Direction
The data below is to be returned in full and exactly.

BEGIN Excerpted data

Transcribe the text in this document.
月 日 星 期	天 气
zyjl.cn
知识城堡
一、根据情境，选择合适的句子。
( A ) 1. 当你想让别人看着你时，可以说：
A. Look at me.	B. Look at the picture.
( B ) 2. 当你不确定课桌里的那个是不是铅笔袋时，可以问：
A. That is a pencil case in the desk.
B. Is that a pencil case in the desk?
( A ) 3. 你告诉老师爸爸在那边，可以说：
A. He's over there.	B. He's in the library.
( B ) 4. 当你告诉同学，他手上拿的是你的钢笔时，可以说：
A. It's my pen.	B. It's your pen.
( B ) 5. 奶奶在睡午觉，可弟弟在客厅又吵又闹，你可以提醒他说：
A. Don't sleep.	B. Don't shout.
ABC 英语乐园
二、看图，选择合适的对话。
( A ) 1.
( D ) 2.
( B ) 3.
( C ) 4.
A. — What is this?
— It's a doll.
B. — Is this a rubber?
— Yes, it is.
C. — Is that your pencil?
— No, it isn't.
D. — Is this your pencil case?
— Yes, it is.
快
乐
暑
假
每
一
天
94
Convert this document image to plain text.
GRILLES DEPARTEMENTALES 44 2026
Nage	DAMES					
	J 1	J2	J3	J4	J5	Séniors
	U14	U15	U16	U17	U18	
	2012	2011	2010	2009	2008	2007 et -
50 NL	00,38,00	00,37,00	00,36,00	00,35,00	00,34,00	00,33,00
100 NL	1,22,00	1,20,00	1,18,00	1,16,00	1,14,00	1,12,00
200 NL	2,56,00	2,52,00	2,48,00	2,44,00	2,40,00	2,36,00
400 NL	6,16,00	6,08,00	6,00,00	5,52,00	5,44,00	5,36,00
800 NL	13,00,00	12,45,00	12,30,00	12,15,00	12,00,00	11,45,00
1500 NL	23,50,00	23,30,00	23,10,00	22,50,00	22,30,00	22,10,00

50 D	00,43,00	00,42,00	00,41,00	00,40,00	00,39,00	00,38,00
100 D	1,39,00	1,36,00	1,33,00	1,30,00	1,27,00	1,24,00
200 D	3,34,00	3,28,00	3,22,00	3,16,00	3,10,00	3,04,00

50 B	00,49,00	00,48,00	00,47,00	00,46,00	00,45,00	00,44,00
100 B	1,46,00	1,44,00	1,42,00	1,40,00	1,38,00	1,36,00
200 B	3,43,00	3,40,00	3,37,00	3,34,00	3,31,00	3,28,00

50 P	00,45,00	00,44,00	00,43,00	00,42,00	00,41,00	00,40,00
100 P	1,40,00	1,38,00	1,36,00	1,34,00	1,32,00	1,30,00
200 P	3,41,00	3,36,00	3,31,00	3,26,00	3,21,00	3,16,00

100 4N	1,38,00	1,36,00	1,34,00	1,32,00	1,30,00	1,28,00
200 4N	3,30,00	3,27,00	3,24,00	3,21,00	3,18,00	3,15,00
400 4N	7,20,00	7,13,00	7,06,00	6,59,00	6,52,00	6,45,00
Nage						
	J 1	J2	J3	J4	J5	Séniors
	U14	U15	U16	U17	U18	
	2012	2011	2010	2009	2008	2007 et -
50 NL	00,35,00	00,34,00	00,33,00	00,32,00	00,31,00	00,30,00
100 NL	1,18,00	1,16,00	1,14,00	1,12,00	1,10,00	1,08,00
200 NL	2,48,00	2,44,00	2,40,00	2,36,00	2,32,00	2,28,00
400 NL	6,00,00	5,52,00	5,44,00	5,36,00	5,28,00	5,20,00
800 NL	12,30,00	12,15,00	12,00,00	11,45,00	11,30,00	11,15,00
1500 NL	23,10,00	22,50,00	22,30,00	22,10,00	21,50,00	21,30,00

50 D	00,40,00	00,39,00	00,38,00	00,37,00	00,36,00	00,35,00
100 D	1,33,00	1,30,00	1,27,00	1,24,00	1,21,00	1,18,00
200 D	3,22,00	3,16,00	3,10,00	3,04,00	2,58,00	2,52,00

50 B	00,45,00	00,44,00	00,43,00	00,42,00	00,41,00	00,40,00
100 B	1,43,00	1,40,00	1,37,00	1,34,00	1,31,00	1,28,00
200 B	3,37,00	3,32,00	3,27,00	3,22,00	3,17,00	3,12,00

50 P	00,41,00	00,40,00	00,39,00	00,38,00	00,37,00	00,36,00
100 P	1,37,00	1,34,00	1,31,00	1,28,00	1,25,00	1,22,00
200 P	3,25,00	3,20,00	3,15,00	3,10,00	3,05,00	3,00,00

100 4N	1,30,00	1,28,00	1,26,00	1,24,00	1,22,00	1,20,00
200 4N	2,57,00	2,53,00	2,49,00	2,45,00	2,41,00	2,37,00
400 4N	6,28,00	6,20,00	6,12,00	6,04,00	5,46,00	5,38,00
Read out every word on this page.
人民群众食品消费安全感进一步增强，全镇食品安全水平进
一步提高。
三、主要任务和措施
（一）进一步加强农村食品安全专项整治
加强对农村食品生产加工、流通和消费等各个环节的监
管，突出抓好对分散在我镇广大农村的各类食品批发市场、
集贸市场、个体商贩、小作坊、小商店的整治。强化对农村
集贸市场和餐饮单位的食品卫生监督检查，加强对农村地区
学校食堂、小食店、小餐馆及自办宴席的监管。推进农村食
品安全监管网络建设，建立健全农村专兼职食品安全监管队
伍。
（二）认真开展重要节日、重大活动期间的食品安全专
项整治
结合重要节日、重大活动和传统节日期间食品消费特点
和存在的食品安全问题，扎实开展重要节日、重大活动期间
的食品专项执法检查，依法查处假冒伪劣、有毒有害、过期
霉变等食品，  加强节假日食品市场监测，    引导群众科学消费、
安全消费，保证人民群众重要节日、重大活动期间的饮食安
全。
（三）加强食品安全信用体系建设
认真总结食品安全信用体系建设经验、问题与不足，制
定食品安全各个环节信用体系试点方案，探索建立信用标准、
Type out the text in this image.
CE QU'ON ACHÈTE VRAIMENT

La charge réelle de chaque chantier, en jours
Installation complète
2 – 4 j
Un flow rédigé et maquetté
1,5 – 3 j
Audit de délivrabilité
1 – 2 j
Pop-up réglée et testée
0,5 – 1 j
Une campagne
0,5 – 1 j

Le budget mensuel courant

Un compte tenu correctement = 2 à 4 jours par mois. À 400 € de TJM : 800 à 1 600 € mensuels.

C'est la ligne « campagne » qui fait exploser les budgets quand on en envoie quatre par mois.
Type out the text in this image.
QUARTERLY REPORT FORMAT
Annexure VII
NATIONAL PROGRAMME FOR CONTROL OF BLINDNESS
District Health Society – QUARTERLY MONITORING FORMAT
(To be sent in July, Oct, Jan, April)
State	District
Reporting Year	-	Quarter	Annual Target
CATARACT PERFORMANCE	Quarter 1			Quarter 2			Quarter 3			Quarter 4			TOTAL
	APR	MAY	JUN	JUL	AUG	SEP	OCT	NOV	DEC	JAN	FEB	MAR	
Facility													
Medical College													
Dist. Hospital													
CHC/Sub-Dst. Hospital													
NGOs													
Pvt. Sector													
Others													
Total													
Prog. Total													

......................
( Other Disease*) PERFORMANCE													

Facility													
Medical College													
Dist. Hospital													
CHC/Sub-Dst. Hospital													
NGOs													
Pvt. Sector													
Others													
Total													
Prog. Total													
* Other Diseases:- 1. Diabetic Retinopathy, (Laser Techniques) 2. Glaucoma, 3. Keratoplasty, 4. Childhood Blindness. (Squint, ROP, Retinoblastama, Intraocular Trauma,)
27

END Excerpted data

Exercise result
Transcribe the text in this document.
月 日 星 期	天 气
zyjl.cn
知识城堡
一、根据情境，选择合适的句子。
( A ) 1. 当你想让别人看着你时，可以说：
A. Look at me.	B. Look at the picture.
( B ) 2. 当你不确定课桌里的那个是不是铅笔袋时，可以问：
A. That is a pencil case in the desk.
B. Is that a pencil case in the desk?
( A ) 3. 你告诉老师爸爸在那边，可以说：
A. He's over there.	B. He's in the library.
( B ) 4. 当你告诉同学，他手上拿的是你的钢笔时，可以说：
A. It's my pen.	B. It's your pen.
( B ) 5. 奶奶在睡午觉，可弟弟在客厅又吵又闹，你可以提醒他说：
A. Don't sleep.	B. Don't shout.
ABC 英语乐园
二、看图，选择合适的对话。
( A ) 1.
( D ) 2.
( B ) 3.
( C ) 4.
A. — What is this?
— It's a doll.
B. — Is this a rubber?
— Yes, it is.
C. — Is that your pencil?
— No, it isn't.
D. — Is this your pencil case?
— Yes, it is.
快
乐
暑
假
每
一
天
94
Convert this document image to plain text.
GRILLES DEPARTEMENTALES 44 2026
Nage	DAMES					
	J 1	J2	J3	J4	J5	Séniors
	U14	U15	U16	U17	U18	
	2012	2011	2010	2009	2008	2007 et -
50 NL	00,38,00	00,37,00	00,36,00	00,35,00	00,34,00	00,33,00
100 NL	1,22,00	1,20,00	1,18,00	1,16,00	1,14,00	1,12,00
200 NL	2,56,00	2,52,00	2,48,00	2,44,00	2,40,00	2,36,00
400 NL	6,16,00	6,08,00	6,00,00	5,52,00	5,44,00	5,36,00
800 NL	13,00,00	12,45,00	12,30,00	12,15,00	12,00,00	11,45,00
1500 NL	23,50,00	23,30,00	23,10,00	22,50,00	22,30,00	22,10,00

50 D	00,43,00	00,42,00	00,41,00	00,40,00	00,39,00	00,38,00
100 D	1,39,00	1,36,00	1,33,00	1,30,00	1,27,00	1,24,00
200 D	3,34,00	3,28,00	3,22,00	3,16,00	3,10,00	3,04,00

50 B	00,49,00	00,48,00	00,47,00	00,46,00	00,45,00	00,44,00
100 B	1,46,00	1,44,00	1,42,00	1,40,00	1,38,00	1,36,00
200 B	3,43,00	3,40,00	3,37,00	3,34,00	3,31,00	3,28,00

50 P	00,45,00	00,44,00	00,43,00	00,42,00	00,41,00	00,40,00
100 P	1,40,00	1,38,00	1,36,00	1,34,00	1,32,00	1,30,00
200 P	3,41,00	3,36,00	3,31,00	3,26,00	3,21,00	3,16,00

100 4N	1,38,00	1,36,00	1,34,00	1,32,00	1,30,00	1,28,00
200 4N	3,30,00	3,27,00	3,24,00	3,21,00	3,18,00	3,15,00
400 4N	7,20,00	7,13,00	7,06,00	6,59,00	6,52,00	6,45,00
Nage						
	J 1	J2	J3	J4	J5	Séniors
	U14	U15	U16	U17	U18	
	2012	2011	2010	2009	2008	2007 et -
50 NL	00,35,00	00,34,00	00,33,00	00,32,00	00,31,00	00,30,00
100 NL	1,18,00	1,16,00	1,14,00	1,12,00	1,10,00	1,08,00
200 NL	2,48,00	2,44,00	2,40,00	2,36,00	2,32,00	2,28,00
400 NL	6,00,00	5,52,00	5,44,00	5,36,00	5,28,00	5,20,00
800 NL	12,30,00	12,15,00	12,00,00	11,45,00	11,30,00	11,15,00
1500 NL	23,10,00	22,50,00	22,30,00	22,10,00	21,50,00	21,30,00

50 D	00,40,00	00,39,00	00,38,00	00,37,00	00,36,00	00,35,00
100 D	1,33,00	1,30,00	1,27,00	1,24,00	1,21,00	1,18,00
200 D	3,22,00	3,16,00	3,10,00	3,04,00	2,58,00	2,52,00

50 B	00,45,00	00,44,00	00,43,00	00,42,00	00,41,00	00,40,00
100 B	1,43,00	1,40,00	1,37,00	1,34,00	1,31,00	1,28,00
200 B	3,37,00	3,32,00	3,27,00	3,22,00	3,17,00	3,12,00

50 P	00,41,00	00,40,00	00,39,00	00,38,00	00,37,00	00,36,00
100 P	1,37,00	1,34,00	1,31,00	1,28,00	1,25,00	1,22,00
200 P	3,25,00	3,20,00	3,15,00	3,10,00	3,05,00	3,00,00

100 4N	1,30,00	1,28,00	1,26,00	1,24,00	1,22,00	1,20,00
200 4N	2,57,00	2,53,00	2,49,00	2,45,00	2,41,00	2,37,00
400 4N	6,28,00	6,20,00	6,12,00	6,04,00	5,46,00	5,38,00
Read out every word on this page.
人民群众食品消费安全感进一步增强，全镇食品安全水平进
一步提高。
三、主要任务和措施
（一）进一步加强农村食品安全专项整治
加强对农村食品生产加工、流通和消费等各个环节的监
管，突出抓好对分散在我镇广大农村的各类食品批发市场、
集贸市场、个体商贩、小作坊、小商店的整治。强化对农村
集贸市场和餐饮单位的食品卫生监督检查，加强对农村地区
学校食堂、小食店、小餐馆及自办宴席的监管。推进农村食
品安全监管网络建设，建立健全农村专兼职食品安全监管队
伍。
（二）认真开展重要节日、重大活动期间的食品安全专
项整治
结合重要节日、重大活动和传统节日期间食品消费特点
和存在的食品安全问题，扎实开展重要节日、重大活动期间
的食品专项执法检查，依法查处假冒伪劣、有毒有害、过期
霉变等食品，  加强节假日食品市场监测，    引导群众科学消费、
安全消费，保证人民群众重要节日、重大活动期间的饮食安
全。
（三）加强食品安全信用体系建设
认真总结食品安全信用体系建设经验、问题与不足，制
定食品安全各个环节信用体系试点方案，探索建立信用标准、
Type out the text in this image.
CE QU'ON ACHÈTE VRAIMENT

La charge réelle de chaque chantier, en jours
Installation complète
2 – 4 j
Un flow rédigé et maquetté
1,5 – 3 j
Audit de délivrabilité
1 – 2 j
Pop-up réglée et testée
0,5 – 1 j
Une campagne
0,5 – 1 j

Le budget mensuel courant

Un compte tenu correctement = 2 à 4 jours par mois. À 400 € de TJM : 800 à 1 600 € mensuels.

C'est la ligne « campagne » qui fait exploser les budgets quand on en envoie quatre par mois.
Type out the text in this image.
QUARTERLY REPORT FORMAT
Annexure VII
NATIONAL PROGRAMME FOR CONTROL OF BLINDNESS
District Health Society – QUARTERLY MONITORING FORMAT
(To be sent in July, Oct, Jan, April)
State	District
Reporting Year	-	Quarter	Annual Target
CATARACT PERFORMANCE	Quarter 1			Quarter 2			Quarter 3			Quarter 4			TOTAL
	APR	MAY	JUN	JUL	AUG	SEP	OCT	NOV	DEC	JAN	FEB	MAR	
Facility													
Medical College													
Dist. Hospital													
CHC/Sub-Dst. Hospital													
NGOs													
Pvt. Sector													
Others													
Total													
Prog. Total													

......................
( Other Disease*) PERFORMANCE													

Facility													
Medical College													
Dist. Hospital													
CHC/Sub-Dst. Hospital													
NGOs													
Pvt. Sector													
Others													
Total													
Prog. Total													
* Other Diseases:- 1. Diabetic Retinopathy, (Laser Techniques) 2. Glaucoma, 3. Keratoplasty, 4. Childhood Blindness. (Squint, ROP, Retinoblastama, Intraocular Trauma,)
27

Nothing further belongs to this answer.